» **STATED EXERCISE A**
Copy the rows below without any change, starting with the row that contains "list-item: Inmutabilidad <box>370" and going on through the row that contains "list-item: Omnipresencia <box>670", with both of those rows included.

» **ARTICLE**
I'm struggling to understand the following logic from Peskin and Schroeder, page 23:
The book defines
$$ |\vec{p} \rangle = \sqrt{2E_p} a^\dagger_p |0 \rangle $$
so that the inner product $\langle \vec{p}| \vec{q}\rangle$ is a Lorentz invariant object. It then says that this above equation, which is a 'normalization condition', implies that
$$ U(\Lambda) |\vec{p}\rangle = | \Lambda \vec{p} \rangle$$
or, if we prefer to think of this transformation as acting on the operator $a^\dagger_p$, we can write
$$ U(\Lambda) a^\dagger_p U^{-1}(\Lambda) = \sqrt{\frac{E_{\Lambda p}}{E_p}} a^\dagger_{\Lambda \vec{p}} $$
I don't understand how these two equations are arrived at. The book seems to suggest that it's obvious, but clearly I'm missing something. Thanks.

» **STATED EXERCISE B**
Continue the forum post above on the Lorentz transformation of momentum states, starting after its last sentence.

» **INPUT MATERIAL**
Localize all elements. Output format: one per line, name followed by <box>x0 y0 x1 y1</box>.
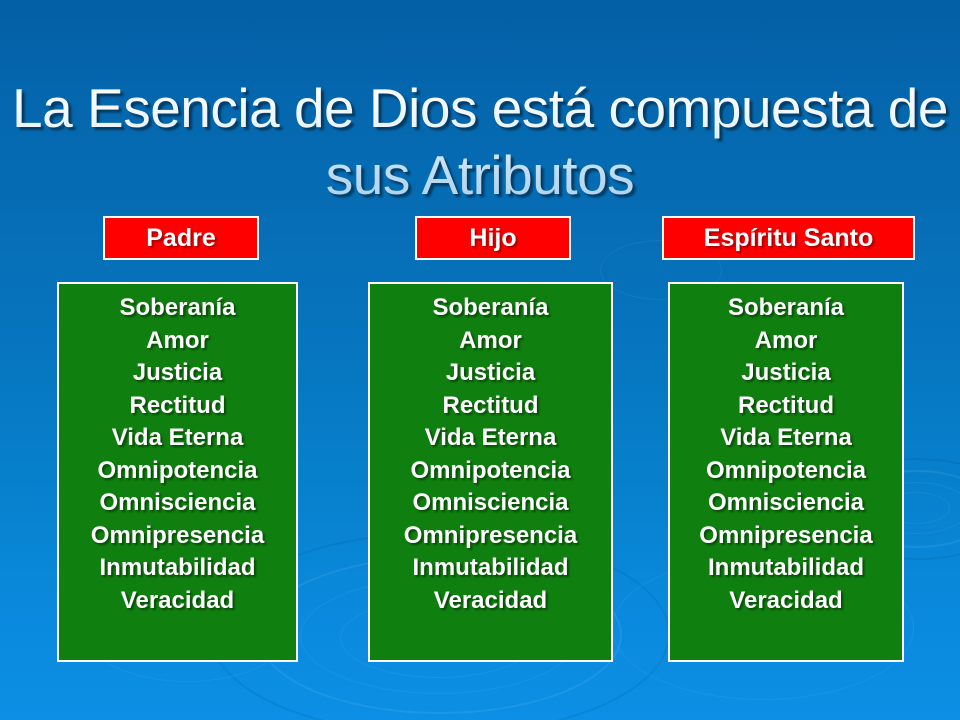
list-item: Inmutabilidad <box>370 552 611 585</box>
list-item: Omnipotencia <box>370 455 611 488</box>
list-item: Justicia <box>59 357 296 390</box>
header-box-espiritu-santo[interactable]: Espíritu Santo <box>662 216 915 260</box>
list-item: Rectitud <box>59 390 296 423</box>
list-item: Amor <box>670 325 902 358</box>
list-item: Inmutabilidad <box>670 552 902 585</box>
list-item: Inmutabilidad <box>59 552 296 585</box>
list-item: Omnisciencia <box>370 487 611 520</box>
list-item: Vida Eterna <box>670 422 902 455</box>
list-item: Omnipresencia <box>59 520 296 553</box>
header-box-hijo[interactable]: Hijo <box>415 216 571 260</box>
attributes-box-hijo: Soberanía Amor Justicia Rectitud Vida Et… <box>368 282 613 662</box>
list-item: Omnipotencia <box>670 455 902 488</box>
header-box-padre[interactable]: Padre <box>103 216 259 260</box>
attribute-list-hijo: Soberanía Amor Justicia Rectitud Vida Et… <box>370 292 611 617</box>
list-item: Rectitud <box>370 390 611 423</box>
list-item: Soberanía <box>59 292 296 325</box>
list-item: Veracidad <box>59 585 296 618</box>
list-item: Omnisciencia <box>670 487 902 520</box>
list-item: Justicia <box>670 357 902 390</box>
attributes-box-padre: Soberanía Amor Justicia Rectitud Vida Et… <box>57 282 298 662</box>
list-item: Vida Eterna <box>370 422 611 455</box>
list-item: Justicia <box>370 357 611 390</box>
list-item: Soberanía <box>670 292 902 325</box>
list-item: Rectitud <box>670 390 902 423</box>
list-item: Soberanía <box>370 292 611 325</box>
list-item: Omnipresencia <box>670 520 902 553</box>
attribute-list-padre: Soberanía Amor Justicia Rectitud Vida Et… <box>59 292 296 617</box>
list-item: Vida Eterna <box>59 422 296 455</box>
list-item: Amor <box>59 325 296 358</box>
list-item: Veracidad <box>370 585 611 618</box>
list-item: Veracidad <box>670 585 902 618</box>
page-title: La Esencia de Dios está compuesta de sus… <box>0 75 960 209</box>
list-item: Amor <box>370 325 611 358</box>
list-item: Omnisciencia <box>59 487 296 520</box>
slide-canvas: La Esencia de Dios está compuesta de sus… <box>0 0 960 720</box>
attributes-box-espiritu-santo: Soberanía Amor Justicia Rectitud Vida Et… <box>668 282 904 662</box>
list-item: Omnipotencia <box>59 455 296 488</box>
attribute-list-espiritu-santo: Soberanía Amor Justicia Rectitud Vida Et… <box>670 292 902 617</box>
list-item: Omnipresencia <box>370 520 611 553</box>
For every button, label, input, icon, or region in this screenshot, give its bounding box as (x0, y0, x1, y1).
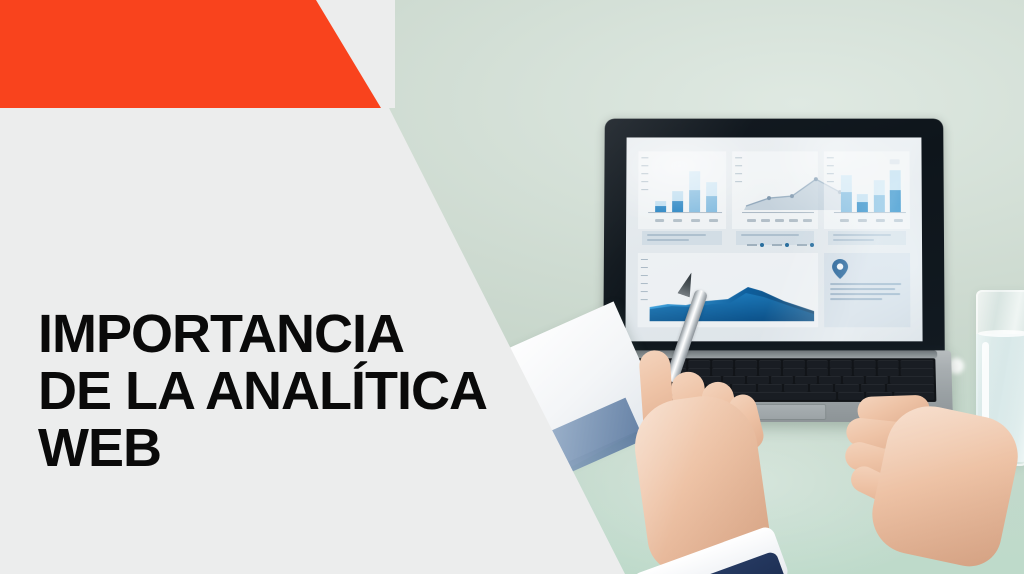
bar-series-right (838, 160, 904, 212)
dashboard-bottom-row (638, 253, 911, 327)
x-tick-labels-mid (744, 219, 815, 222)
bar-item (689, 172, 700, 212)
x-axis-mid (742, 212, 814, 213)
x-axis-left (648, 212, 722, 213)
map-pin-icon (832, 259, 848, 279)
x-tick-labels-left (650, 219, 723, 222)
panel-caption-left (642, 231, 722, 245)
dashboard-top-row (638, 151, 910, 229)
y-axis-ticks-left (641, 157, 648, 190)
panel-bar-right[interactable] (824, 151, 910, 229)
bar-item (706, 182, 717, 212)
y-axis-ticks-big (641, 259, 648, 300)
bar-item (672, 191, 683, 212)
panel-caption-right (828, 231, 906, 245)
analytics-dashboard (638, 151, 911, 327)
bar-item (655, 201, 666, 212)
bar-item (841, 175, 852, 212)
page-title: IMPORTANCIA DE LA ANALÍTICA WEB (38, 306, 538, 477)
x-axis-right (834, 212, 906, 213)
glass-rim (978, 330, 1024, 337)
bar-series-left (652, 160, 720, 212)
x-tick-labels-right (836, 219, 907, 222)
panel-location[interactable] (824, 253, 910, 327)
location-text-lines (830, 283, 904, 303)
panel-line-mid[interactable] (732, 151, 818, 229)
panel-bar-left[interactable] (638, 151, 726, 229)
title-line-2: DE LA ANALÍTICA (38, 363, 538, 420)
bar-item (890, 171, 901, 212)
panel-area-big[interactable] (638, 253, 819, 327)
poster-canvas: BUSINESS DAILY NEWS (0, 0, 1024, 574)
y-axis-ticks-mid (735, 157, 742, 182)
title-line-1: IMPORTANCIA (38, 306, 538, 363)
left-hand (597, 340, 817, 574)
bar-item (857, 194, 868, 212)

» **RESULT A**
list-item: Inmutabilidad <box>370 552 611 585</box>
list-item: Omnipotencia <box>370 455 611 488</box>
list-item: Justicia <box>59 357 296 390</box>
header-box-espiritu-santo[interactable]: Espíritu Santo <box>662 216 915 260</box>
list-item: Rectitud <box>59 390 296 423</box>
list-item: Amor <box>670 325 902 358</box>
list-item: Inmutabilidad <box>670 552 902 585</box>
list-item: Inmutabilidad <box>59 552 296 585</box>
list-item: Omnisciencia <box>370 487 611 520</box>
list-item: Vida Eterna <box>670 422 902 455</box>
list-item: Omnipresencia <box>59 520 296 553</box>
header-box-hijo[interactable]: Hijo <box>415 216 571 260</box>
attributes-box-hijo: Soberanía Amor Justicia Rectitud Vida Et… <box>368 282 613 662</box>
list-item: Omnipotencia <box>670 455 902 488</box>
header-box-padre[interactable]: Padre <box>103 216 259 260</box>
attribute-list-hijo: Soberanía Amor Justicia Rectitud Vida Et… <box>370 292 611 617</box>
list-item: Rectitud <box>370 390 611 423</box>
list-item: Soberanía <box>59 292 296 325</box>
list-item: Veracidad <box>59 585 296 618</box>
list-item: Omnisciencia <box>670 487 902 520</box>
list-item: Justicia <box>670 357 902 390</box>
attributes-box-padre: Soberanía Amor Justicia Rectitud Vida Et… <box>57 282 298 662</box>
list-item: Vida Eterna <box>370 422 611 455</box>
list-item: Justicia <box>370 357 611 390</box>
list-item: Soberanía <box>670 292 902 325</box>
list-item: Rectitud <box>670 390 902 423</box>
list-item: Soberanía <box>370 292 611 325</box>
list-item: Omnipresencia <box>670 520 902 553</box>

» **RESULT B**
Best Answer
The first statement
$| p \rangle$ is an eigenstate of $\hat{P}^{\mu}$ operators with eigenvalue $p^{\mu}$. It's natural then that $$ U(\Lambda )| p \rangle $$ is also eigenstate of $\hat{P}^{\mu}$: $$ \hat{P}^{\mu}U(\Lambda )| p \rangle = U(\Lambda )\left[ U(\Lambda^{-1})\hat{P}^{\mu}U(\Lambda )\right]| p \rangle = U(\Lambda )\Lambda^{\mu}_{\ \nu}\hat{P}^{\nu}| p \rangle = \Lambda^{\mu}_{\ \nu}p^{\nu}U(\Lambda )| p \rangle . $$ In general (for non-scalar case when $| p \rangle = | p ,\sigma \rangle$) from this follows that $$ U(\Lambda )| p, \sigma \rangle = \sum_{\sigma {'}}C_{\sigma {'} \sigma}| \Lambda p, \sigma {'}\rangle $$ and for all states $| p, \sigma \rangle $ states $U(\Lambda )| p, \sigma \rangle$ also belongs to the Hilbert space of eigenstates, so if in the beginning $| p, \sigma \rangle $ belongs to some definite orbit of the Lorentz group, then $U(\Lambda )| p, \sigma \rangle$ will also belong to this orbit: $$ | p, \sigma \rangle = |\mathbf p , \sigma \rangle_{p_{0} = f(\mathbf p , m)} \Rightarrow U(\Lambda )| p, \sigma \rangle = \sum_{\sigma {'}}C_{\sigma {'} \sigma}| \mathbf {\Lambda p}, \sigma {'}\rangle_{p_{0} = f(\mathbf p , m)}. $$ The invariance condition of $\langle p | q \rangle $ (since $\langle p| q\rangle = C(p) \delta (\mathbf p - \mathbf q) $ lorentz-invariance condition means that $C(p) \sim E_{p})$ means that $C_{\sigma \sigma {'}}$ satisfies $C_{\sigma \sigma{''}}C^{\dagger}_{\sigma {''}\sigma{'}} = \delta_{\sigma \sigma {'}}$. In simplest scalar case this directly leads to $$ \tag 1 U(\Lambda )| \mathbf p \rangle = e^{i\alpha}| \mathbf {U(\Lambda ) p}\rangle , $$ where $\alpha$ is some parameter of transformation given by $\Lambda$. It can be set to zero.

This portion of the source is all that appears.